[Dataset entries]

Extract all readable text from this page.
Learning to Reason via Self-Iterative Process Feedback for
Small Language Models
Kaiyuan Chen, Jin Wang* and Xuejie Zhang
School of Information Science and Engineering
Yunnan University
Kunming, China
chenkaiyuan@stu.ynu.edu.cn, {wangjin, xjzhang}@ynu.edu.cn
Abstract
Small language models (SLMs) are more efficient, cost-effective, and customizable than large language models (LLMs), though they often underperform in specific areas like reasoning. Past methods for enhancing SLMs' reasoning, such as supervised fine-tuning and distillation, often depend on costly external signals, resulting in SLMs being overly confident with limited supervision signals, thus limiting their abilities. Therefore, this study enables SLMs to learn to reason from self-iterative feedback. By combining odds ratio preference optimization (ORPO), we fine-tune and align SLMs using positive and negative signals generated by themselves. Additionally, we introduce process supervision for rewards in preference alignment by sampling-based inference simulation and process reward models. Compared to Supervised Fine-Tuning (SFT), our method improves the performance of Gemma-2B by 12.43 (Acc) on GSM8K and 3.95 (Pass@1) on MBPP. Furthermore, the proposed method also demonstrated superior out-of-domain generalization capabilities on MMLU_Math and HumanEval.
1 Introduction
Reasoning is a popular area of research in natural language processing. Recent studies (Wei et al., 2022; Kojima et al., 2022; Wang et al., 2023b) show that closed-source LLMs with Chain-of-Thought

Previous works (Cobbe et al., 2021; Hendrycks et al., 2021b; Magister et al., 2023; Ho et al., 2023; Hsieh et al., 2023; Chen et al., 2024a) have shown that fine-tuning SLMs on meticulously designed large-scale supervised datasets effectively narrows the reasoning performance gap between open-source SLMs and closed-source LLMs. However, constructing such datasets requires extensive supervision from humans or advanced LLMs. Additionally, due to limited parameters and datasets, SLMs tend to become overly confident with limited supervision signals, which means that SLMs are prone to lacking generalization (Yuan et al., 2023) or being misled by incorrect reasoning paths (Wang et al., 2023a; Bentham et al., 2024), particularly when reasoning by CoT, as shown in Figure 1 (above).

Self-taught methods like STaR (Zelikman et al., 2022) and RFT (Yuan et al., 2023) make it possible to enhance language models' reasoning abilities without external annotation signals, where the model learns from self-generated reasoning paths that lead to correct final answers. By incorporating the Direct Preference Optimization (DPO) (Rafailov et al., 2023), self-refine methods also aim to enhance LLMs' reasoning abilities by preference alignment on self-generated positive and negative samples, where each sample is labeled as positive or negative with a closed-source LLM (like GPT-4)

_What is being asked_
Copy out every line from the records that has the word "paths".

_Response below_
Previous works (Cobbe et al., 2021; Hendrycks et al., 2021b; Magister et al., 2023; Ho et al., 2023; Hsieh et al., 2023; Chen et al., 2024a) have shown that fine-tuning SLMs on meticulously designed large-scale supervised datasets effectively narrows the reasoning performance gap between open-source SLMs and closed-source LLMs. However, constructing such datasets requires extensive supervision from humans or advanced LLMs. Additionally, due to limited parameters and datasets, SLMs tend to become overly confident with limited supervision signals, which means that SLMs are prone to lacking generalization (Yuan et al., 2023) or being misled by incorrect reasoning paths (Wang et al., 2023a; Bentham et al., 2024), particularly when reasoning by CoT, as shown in Figure 1 (above).
Self-taught methods like STaR (Zelikman et al., 2022) and RFT (Yuan et al., 2023) make it possible to enhance language models' reasoning abilities without external annotation signals, where the model learns from self-generated reasoning paths that lead to correct final answers. By incorporating the Direct Preference Optimization (DPO) (Rafailov et al., 2023), self-refine methods also aim to enhance LLMs' reasoning abilities by preference alignment on self-generated positive and negative samples, where each sample is labeled as positive or negative with a closed-source LLM (like GPT-4)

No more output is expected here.